Data entries:
-- Begin --

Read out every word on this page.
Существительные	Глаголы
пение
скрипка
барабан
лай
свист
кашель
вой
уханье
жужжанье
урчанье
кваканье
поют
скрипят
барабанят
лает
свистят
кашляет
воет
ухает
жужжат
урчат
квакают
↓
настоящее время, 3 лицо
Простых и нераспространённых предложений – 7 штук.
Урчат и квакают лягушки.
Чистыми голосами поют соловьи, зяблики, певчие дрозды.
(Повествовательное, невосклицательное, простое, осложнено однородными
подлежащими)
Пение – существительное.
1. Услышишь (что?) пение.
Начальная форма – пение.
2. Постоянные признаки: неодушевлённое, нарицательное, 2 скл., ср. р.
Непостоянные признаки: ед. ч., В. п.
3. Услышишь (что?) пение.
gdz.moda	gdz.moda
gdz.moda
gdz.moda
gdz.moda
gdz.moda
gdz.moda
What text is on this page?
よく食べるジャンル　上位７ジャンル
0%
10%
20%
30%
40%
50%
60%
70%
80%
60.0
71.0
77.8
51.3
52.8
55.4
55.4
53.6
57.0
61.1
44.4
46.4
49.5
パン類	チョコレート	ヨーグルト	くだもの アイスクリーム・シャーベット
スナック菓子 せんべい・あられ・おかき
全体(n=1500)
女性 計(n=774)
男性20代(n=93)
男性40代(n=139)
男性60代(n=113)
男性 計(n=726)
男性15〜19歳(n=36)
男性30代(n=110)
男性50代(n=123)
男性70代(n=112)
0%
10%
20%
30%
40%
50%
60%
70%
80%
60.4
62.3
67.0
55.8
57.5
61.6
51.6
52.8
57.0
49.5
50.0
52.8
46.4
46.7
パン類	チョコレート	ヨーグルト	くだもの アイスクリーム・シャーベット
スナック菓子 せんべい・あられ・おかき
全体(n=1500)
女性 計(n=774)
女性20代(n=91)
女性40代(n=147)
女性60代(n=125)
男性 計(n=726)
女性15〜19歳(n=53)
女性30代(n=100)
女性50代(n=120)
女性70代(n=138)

-- End --

WHAT YOU HAVE TO DO:
Find and copy each line above that includes the string "признаки".

EXPECTED OUTPUT:
2. Постоянные признаки: неодушевлённое, нарицательное, 2 скл., ср. р.
Непостоянные признаки: ед. ч., В. п.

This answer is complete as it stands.